▶ **Set exercise**
Pull out every line below holding the word "СРЕДНИЙ".

[Stored data entries]
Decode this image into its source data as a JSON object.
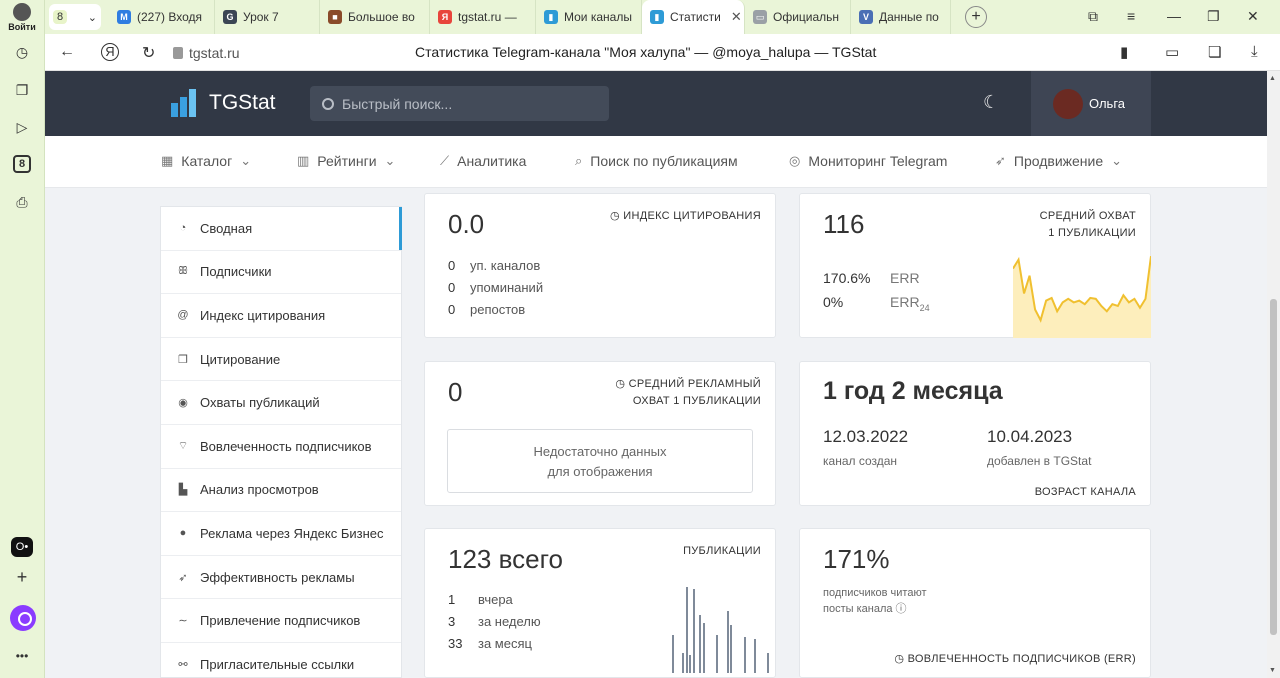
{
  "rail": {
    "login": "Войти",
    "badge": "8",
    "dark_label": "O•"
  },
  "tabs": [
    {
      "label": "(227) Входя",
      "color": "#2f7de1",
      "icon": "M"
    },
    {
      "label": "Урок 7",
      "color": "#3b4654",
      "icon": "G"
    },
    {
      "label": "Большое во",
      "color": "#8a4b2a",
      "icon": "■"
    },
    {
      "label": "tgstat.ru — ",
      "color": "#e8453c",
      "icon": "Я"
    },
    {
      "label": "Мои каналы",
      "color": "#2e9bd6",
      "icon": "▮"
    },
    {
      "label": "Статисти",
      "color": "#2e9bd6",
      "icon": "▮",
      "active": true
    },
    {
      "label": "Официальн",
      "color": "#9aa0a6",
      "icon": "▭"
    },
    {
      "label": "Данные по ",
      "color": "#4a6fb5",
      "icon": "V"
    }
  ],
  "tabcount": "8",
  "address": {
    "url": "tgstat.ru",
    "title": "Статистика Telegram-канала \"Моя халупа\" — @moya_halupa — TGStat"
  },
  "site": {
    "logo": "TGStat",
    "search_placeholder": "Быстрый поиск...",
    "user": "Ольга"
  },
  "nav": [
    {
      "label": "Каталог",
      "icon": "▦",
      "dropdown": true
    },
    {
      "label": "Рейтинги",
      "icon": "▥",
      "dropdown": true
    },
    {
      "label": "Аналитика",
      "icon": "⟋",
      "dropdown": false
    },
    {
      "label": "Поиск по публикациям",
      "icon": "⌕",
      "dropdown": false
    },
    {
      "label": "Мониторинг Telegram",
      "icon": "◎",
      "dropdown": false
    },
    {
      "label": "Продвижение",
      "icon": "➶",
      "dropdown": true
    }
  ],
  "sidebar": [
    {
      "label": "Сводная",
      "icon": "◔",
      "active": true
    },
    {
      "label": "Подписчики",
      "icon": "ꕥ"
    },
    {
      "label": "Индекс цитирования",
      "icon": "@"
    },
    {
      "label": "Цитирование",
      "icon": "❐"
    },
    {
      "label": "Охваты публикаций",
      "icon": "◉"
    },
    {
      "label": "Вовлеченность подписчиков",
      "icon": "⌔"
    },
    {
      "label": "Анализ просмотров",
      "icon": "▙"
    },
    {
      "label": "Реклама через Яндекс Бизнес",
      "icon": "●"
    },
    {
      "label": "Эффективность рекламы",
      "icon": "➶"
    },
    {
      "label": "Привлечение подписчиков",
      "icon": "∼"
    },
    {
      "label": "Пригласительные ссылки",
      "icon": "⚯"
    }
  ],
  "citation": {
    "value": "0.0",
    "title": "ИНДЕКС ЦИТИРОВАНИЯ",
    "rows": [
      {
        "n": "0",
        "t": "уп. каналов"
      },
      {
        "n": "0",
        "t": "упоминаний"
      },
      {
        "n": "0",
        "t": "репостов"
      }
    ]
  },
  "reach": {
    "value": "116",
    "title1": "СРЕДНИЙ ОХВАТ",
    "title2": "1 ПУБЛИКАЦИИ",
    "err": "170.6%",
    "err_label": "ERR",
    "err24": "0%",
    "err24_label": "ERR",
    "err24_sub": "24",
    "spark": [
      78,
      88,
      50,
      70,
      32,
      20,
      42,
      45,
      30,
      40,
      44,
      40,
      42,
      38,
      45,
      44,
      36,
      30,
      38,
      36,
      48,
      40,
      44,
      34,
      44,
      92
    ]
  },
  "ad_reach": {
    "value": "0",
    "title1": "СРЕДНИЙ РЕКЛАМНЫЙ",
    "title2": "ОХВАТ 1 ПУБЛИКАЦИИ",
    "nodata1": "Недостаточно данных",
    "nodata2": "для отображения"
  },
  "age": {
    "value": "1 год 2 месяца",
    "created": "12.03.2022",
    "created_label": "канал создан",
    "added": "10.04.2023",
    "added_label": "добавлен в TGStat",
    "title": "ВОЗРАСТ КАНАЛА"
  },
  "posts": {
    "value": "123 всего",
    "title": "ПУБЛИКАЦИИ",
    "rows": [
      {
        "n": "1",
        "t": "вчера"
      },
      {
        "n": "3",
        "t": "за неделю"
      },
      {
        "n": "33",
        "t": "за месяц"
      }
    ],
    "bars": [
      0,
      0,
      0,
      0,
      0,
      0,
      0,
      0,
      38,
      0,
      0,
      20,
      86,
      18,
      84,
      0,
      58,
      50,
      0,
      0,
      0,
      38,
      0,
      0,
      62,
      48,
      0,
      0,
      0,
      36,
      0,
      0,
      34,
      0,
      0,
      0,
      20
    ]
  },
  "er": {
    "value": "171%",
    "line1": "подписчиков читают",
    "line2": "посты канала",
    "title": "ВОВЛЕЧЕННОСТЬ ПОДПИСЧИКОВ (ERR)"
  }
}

▶ **Final result**
    "title1": "СРЕДНИЙ ОХВАТ",
    "title1": "СРЕДНИЙ РЕКЛАМНЫЙ",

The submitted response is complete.